▶ _Exercise brief_
Output the data exactly, with every line intact.

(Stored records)
--- Begin ---

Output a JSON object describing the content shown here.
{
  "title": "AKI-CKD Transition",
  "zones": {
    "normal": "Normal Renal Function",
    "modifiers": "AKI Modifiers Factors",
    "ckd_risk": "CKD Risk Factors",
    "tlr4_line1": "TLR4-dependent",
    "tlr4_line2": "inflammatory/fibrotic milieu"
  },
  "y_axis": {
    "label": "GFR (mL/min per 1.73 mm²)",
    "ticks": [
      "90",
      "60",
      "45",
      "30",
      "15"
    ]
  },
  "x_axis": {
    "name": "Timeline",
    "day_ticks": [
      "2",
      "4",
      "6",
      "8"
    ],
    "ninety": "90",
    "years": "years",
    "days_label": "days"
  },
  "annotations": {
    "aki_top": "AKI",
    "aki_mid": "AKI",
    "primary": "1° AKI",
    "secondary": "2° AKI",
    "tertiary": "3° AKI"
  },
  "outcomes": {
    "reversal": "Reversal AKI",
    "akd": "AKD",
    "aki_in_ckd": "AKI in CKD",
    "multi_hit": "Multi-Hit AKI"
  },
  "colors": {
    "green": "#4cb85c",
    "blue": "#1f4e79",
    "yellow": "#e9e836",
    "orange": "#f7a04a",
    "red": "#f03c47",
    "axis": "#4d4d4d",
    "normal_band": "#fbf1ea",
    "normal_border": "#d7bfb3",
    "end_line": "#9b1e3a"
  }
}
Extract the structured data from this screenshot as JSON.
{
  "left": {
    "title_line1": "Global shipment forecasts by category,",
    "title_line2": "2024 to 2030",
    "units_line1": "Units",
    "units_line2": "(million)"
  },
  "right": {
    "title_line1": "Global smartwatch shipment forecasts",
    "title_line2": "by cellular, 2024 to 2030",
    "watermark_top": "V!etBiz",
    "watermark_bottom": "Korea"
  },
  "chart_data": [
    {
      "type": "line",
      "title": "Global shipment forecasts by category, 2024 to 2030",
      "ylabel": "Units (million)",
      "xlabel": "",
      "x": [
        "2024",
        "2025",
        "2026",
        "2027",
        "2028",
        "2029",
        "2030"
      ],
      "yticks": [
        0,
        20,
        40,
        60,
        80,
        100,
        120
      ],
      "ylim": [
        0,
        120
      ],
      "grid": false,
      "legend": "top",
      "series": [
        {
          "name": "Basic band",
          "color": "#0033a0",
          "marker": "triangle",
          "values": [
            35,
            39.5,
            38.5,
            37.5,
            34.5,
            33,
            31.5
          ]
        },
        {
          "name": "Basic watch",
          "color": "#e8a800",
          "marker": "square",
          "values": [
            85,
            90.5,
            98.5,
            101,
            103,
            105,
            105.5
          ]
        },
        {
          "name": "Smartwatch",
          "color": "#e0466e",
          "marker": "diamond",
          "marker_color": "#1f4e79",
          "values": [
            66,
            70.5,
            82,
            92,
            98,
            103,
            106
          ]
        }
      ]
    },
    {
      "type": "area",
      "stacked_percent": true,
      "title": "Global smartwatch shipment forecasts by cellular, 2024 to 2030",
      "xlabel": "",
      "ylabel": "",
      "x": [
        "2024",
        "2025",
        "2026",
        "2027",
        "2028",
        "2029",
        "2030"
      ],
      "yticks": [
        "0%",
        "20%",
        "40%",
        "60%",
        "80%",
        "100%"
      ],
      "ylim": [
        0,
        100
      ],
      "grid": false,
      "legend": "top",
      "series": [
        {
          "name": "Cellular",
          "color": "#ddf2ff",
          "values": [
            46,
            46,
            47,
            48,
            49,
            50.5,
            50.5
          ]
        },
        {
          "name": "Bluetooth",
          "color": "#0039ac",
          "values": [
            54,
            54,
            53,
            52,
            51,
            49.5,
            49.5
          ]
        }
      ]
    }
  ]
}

--- End ---

▶ _Complete response_
Output a JSON object describing the content shown here.
{
  "title": "AKI-CKD Transition",
  "zones": {
    "normal": "Normal Renal Function",
    "modifiers": "AKI Modifiers Factors",
    "ckd_risk": "CKD Risk Factors",
    "tlr4_line1": "TLR4-dependent",
    "tlr4_line2": "inflammatory/fibrotic milieu"
  },
  "y_axis": {
    "label": "GFR (mL/min per 1.73 mm²)",
    "ticks": [
      "90",
      "60",
      "45",
      "30",
      "15"
    ]
  },
  "x_axis": {
    "name": "Timeline",
    "day_ticks": [
      "2",
      "4",
      "6",
      "8"
    ],
    "ninety": "90",
    "years": "years",
    "days_label": "days"
  },
  "annotations": {
    "aki_top": "AKI",
    "aki_mid": "AKI",
    "primary": "1° AKI",
    "secondary": "2° AKI",
    "tertiary": "3° AKI"
  },
  "outcomes": {
    "reversal": "Reversal AKI",
    "akd": "AKD",
    "aki_in_ckd": "AKI in CKD",
    "multi_hit": "Multi-Hit AKI"
  },
  "colors": {
    "green": "#4cb85c",
    "blue": "#1f4e79",
    "yellow": "#e9e836",
    "orange": "#f7a04a",
    "red": "#f03c47",
    "axis": "#4d4d4d",
    "normal_band": "#fbf1ea",
    "normal_border": "#d7bfb3",
    "end_line": "#9b1e3a"
  }
}
Extract the structured data from this screenshot as JSON.
{
  "left": {
    "title_line1": "Global shipment forecasts by category,",
    "title_line2": "2024 to 2030",
    "units_line1": "Units",
    "units_line2": "(million)"
  },
  "right": {
    "title_line1": "Global smartwatch shipment forecasts",
    "title_line2": "by cellular, 2024 to 2030",
    "watermark_top": "V!etBiz",
    "watermark_bottom": "Korea"
  },
  "chart_data": [
    {
      "type": "line",
      "title": "Global shipment forecasts by category, 2024 to 2030",
      "ylabel": "Units (million)",
      "xlabel": "",
      "x": [
        "2024",
        "2025",
        "2026",
        "2027",
        "2028",
        "2029",
        "2030"
      ],
      "yticks": [
        0,
        20,
        40,
        60,
        80,
        100,
        120
      ],
      "ylim": [
        0,
        120
      ],
      "grid": false,
      "legend": "top",
      "series": [
        {
          "name": "Basic band",
          "color": "#0033a0",
          "marker": "triangle",
          "values": [
            35,
            39.5,
            38.5,
            37.5,
            34.5,
            33,
            31.5
          ]
        },
        {
          "name": "Basic watch",
          "color": "#e8a800",
          "marker": "square",
          "values": [
            85,
            90.5,
            98.5,
            101,
            103,
            105,
            105.5
          ]
        },
        {
          "name": "Smartwatch",
          "color": "#e0466e",
          "marker": "diamond",
          "marker_color": "#1f4e79",
          "values": [
            66,
            70.5,
            82,
            92,
            98,
            103,
            106
          ]
        }
      ]
    },
    {
      "type": "area",
      "stacked_percent": true,
      "title": "Global smartwatch shipment forecasts by cellular, 2024 to 2030",
      "xlabel": "",
      "ylabel": "",
      "x": [
        "2024",
        "2025",
        "2026",
        "2027",
        "2028",
        "2029",
        "2030"
      ],
      "yticks": [
        "0%",
        "20%",
        "40%",
        "60%",
        "80%",
        "100%"
      ],
      "ylim": [
        0,
        100
      ],
      "grid": false,
      "legend": "top",
      "series": [
        {
          "name": "Cellular",
          "color": "#ddf2ff",
          "values": [
            46,
            46,
            47,
            48,
            49,
            50.5,
            50.5
          ]
        },
        {
          "name": "Bluetooth",
          "color": "#0039ac",
          "values": [
            54,
            54,
            53,
            52,
            51,
            49.5,
            49.5
          ]
        }
      ]
    }
  ]
}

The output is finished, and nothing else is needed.